[Recorded data]
>> begin

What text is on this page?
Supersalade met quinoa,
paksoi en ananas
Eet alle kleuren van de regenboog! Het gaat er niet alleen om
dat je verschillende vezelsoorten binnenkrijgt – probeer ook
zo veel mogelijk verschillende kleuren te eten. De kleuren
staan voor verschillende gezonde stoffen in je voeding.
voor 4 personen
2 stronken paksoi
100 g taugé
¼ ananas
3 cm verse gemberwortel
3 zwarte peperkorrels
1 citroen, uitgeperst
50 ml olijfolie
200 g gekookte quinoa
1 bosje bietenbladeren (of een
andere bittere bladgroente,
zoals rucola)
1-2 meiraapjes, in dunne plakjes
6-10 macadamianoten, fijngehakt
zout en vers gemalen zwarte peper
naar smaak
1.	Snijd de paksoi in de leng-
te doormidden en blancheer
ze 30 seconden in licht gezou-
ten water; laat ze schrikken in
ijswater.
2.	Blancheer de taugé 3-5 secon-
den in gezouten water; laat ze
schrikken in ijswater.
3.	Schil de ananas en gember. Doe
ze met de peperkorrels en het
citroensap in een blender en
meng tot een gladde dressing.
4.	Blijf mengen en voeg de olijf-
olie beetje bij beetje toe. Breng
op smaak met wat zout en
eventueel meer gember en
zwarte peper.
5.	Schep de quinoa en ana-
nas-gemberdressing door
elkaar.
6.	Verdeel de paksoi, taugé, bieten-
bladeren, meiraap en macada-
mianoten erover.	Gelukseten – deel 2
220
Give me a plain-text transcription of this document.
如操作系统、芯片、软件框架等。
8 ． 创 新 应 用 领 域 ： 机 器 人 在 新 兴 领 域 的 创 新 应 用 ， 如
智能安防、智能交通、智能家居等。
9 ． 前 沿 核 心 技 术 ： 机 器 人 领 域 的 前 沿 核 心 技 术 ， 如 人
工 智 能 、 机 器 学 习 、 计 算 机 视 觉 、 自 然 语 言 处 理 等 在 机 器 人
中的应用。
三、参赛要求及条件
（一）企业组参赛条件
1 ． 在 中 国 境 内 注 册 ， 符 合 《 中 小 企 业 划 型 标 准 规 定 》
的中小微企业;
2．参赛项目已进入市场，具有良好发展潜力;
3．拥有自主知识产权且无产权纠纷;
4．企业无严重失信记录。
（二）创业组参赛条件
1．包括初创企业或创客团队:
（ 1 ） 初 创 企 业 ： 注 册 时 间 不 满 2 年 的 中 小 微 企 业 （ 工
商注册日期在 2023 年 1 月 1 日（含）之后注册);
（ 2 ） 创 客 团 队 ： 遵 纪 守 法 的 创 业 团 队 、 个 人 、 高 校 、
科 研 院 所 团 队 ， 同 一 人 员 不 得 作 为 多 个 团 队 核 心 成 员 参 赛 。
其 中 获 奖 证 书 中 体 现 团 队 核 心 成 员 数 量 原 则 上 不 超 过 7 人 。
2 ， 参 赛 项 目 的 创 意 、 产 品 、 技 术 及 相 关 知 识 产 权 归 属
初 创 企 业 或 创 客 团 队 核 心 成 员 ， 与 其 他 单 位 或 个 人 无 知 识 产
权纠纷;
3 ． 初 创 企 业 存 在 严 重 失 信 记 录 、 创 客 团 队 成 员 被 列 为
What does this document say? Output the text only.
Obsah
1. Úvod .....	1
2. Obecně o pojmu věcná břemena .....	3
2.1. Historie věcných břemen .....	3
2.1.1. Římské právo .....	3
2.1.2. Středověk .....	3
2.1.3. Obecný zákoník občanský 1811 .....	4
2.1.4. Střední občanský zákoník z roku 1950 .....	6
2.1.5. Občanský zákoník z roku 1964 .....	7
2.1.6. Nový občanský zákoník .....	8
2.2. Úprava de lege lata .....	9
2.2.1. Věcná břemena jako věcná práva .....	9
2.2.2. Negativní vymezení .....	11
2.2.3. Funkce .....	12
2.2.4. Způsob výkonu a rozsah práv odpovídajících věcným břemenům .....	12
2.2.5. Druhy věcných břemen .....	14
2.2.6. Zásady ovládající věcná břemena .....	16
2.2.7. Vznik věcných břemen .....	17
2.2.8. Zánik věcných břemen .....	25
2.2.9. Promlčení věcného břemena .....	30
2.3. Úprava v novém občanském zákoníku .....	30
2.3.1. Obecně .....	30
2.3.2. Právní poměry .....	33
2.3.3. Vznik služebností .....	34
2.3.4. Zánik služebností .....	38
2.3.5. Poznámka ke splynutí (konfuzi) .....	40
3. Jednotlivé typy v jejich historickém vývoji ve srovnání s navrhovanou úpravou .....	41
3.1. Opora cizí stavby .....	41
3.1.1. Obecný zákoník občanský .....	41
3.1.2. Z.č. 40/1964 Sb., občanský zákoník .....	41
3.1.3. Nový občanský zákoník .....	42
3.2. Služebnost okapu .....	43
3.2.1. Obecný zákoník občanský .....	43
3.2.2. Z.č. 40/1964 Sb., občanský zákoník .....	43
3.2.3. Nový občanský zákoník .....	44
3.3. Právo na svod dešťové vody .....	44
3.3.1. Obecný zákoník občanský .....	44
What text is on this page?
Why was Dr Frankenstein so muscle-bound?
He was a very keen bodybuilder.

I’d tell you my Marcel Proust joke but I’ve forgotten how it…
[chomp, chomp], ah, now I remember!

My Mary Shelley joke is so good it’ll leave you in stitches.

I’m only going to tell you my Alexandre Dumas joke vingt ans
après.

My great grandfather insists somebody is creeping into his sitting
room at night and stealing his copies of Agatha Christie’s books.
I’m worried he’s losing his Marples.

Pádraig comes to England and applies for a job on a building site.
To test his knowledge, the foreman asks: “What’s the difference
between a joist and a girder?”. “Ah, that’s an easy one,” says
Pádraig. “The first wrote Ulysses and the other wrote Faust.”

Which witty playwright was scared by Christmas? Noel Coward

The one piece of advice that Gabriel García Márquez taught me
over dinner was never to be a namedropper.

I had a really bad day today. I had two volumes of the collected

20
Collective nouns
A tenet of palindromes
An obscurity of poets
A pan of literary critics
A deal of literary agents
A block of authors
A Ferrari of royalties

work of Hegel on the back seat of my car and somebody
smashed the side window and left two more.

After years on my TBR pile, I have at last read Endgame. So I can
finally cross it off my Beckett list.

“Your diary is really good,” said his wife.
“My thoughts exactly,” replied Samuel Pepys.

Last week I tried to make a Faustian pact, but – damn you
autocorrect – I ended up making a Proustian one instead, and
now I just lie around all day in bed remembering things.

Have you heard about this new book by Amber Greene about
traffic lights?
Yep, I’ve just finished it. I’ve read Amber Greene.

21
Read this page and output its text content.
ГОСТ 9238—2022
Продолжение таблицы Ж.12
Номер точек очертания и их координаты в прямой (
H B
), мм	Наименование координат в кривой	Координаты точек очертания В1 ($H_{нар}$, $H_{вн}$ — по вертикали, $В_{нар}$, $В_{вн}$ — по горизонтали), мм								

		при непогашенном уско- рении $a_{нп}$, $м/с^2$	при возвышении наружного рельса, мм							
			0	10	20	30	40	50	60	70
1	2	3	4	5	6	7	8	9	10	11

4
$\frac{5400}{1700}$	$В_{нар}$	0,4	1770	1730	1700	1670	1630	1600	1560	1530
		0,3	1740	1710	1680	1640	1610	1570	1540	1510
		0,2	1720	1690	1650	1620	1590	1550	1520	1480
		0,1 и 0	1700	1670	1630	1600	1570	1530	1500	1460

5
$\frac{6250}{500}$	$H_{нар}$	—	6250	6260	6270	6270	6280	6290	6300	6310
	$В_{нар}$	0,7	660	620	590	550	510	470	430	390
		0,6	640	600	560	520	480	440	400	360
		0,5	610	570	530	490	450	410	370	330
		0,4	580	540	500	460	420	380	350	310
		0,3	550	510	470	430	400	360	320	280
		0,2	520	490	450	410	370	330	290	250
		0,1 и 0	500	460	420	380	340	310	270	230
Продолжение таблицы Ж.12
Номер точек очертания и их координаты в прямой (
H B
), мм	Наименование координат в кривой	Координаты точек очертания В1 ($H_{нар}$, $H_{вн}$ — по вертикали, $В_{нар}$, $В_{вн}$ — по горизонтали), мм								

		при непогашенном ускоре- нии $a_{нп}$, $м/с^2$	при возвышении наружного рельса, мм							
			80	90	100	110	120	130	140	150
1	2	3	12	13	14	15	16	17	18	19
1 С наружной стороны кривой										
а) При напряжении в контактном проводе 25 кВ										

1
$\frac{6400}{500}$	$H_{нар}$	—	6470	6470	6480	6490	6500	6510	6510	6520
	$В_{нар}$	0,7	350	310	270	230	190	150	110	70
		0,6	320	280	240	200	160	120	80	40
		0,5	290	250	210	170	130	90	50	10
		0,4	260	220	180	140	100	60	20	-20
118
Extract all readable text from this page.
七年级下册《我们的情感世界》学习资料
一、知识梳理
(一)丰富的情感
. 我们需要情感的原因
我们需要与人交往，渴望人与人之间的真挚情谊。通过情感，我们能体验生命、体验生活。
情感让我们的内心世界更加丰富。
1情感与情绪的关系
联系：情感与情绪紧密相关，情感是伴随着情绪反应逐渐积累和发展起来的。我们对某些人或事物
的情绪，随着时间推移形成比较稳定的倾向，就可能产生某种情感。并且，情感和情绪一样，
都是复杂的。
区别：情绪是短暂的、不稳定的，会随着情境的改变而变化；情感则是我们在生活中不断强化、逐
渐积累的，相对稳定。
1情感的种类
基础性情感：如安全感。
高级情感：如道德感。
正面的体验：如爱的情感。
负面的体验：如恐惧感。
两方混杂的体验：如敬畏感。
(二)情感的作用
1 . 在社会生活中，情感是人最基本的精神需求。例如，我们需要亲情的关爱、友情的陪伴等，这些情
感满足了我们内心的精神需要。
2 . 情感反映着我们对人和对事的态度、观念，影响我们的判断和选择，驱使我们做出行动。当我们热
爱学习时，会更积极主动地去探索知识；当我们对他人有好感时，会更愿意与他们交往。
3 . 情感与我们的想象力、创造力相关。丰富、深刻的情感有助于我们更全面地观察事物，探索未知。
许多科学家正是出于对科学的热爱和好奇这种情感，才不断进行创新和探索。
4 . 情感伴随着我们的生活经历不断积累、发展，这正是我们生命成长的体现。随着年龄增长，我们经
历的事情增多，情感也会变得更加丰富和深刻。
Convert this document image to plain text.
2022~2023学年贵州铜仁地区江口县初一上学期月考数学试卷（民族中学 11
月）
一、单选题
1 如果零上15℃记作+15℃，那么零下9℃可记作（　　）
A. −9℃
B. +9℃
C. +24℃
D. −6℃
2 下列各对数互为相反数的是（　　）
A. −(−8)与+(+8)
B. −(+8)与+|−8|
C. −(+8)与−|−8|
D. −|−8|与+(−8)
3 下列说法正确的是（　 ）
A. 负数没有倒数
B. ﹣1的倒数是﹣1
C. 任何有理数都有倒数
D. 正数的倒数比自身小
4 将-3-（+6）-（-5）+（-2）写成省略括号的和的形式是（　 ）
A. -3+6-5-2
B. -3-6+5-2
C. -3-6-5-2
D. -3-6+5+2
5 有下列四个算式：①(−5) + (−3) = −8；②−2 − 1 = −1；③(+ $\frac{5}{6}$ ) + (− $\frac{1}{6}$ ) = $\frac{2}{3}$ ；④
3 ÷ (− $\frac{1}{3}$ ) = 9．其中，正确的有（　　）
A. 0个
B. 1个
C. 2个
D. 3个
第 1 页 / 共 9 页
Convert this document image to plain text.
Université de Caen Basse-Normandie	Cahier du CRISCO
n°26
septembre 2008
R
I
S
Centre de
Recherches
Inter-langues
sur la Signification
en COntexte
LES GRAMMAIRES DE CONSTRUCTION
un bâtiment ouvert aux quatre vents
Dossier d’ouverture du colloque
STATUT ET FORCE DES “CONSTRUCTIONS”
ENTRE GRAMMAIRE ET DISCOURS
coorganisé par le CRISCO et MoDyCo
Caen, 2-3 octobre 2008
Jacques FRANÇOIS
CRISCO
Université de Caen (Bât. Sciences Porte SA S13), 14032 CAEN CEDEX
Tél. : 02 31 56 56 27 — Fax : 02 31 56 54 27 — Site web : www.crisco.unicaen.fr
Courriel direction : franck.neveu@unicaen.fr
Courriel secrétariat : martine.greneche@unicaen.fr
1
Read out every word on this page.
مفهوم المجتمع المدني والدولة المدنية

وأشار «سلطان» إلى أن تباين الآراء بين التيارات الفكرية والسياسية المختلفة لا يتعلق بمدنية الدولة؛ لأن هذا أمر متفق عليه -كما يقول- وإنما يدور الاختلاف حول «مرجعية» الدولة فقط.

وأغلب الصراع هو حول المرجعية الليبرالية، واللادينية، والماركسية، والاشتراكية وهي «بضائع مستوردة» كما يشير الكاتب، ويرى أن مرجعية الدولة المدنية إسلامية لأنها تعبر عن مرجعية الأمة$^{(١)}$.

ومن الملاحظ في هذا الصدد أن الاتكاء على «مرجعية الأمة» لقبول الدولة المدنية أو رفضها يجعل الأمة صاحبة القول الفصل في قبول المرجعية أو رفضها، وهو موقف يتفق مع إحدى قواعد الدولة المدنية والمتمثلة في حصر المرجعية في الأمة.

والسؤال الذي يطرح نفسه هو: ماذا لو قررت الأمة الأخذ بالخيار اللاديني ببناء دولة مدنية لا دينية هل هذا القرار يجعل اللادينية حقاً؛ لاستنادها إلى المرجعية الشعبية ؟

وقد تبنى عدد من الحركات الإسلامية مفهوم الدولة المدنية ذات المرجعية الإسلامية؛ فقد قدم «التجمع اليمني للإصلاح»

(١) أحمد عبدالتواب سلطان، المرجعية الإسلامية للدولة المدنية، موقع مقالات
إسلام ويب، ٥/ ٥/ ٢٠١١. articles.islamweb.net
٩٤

>> end

TASK TO CARRY OUT
In the entries above, identify every line with the word "Amber". Copy those lines.

REPLY TO THE EXERCISE
Have you heard about this new book by Amber Greene about
Yep, I’ve just finished it. I’ve read Amber Greene.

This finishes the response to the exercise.